_TASK TO CARRY OUT_
All of the material below is to be retyped exactly.

_DATASET RECORDS_

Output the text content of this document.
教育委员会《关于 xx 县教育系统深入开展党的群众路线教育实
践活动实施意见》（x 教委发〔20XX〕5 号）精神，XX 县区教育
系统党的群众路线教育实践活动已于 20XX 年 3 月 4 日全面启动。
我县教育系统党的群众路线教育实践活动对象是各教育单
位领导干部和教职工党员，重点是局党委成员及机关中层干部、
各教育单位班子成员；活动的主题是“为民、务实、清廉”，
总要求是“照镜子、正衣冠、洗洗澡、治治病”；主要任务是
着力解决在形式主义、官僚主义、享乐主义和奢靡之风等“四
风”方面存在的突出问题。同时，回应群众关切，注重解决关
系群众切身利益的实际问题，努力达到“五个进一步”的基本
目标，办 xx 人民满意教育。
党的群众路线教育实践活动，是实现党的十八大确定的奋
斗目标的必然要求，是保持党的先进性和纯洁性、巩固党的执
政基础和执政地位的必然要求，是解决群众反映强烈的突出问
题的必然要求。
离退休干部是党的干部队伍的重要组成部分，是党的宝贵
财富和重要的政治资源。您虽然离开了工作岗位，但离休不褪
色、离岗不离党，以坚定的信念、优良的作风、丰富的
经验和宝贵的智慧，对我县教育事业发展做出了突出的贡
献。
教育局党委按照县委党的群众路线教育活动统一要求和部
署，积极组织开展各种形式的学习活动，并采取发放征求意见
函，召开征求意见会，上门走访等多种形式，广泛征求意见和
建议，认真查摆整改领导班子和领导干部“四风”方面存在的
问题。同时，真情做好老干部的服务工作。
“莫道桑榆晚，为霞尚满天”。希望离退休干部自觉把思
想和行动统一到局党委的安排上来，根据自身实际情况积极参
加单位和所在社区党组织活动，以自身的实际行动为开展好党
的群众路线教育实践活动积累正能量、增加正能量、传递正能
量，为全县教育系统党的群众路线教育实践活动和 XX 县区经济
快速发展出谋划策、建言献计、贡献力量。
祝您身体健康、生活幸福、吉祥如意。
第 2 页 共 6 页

_RESPONSE_
Output the text content of this document.
教育委员会《关于 xx 县教育系统深入开展党的群众路线教育实
践活动实施意见》（x 教委发〔20XX〕5 号）精神，XX 县区教育
系统党的群众路线教育实践活动已于 20XX 年 3 月 4 日全面启动。
我县教育系统党的群众路线教育实践活动对象是各教育单
位领导干部和教职工党员，重点是局党委成员及机关中层干部、
各教育单位班子成员；活动的主题是“为民、务实、清廉”，
总要求是“照镜子、正衣冠、洗洗澡、治治病”；主要任务是
着力解决在形式主义、官僚主义、享乐主义和奢靡之风等“四
风”方面存在的突出问题。同时，回应群众关切，注重解决关
系群众切身利益的实际问题，努力达到“五个进一步”的基本
目标，办 xx 人民满意教育。
党的群众路线教育实践活动，是实现党的十八大确定的奋
斗目标的必然要求，是保持党的先进性和纯洁性、巩固党的执
政基础和执政地位的必然要求，是解决群众反映强烈的突出问
题的必然要求。
离退休干部是党的干部队伍的重要组成部分，是党的宝贵
财富和重要的政治资源。您虽然离开了工作岗位，但离休不褪
色、离岗不离党，以坚定的信念、优良的作风、丰富的
经验和宝贵的智慧，对我县教育事业发展做出了突出的贡
献。
教育局党委按照县委党的群众路线教育活动统一要求和部
署，积极组织开展各种形式的学习活动，并采取发放征求意见
函，召开征求意见会，上门走访等多种形式，广泛征求意见和
建议，认真查摆整改领导班子和领导干部“四风”方面存在的
问题。同时，真情做好老干部的服务工作。
“莫道桑榆晚，为霞尚满天”。希望离退休干部自觉把思
想和行动统一到局党委的安排上来，根据自身实际情况积极参
加单位和所在社区党组织活动，以自身的实际行动为开展好党
的群众路线教育实践活动积累正能量、增加正能量、传递正能
量，为全县教育系统党的群众路线教育实践活动和 XX 县区经济
快速发展出谋划策、建言献计、贡献力量。
祝您身体健康、生活幸福、吉祥如意。
第 2 页 共 6 页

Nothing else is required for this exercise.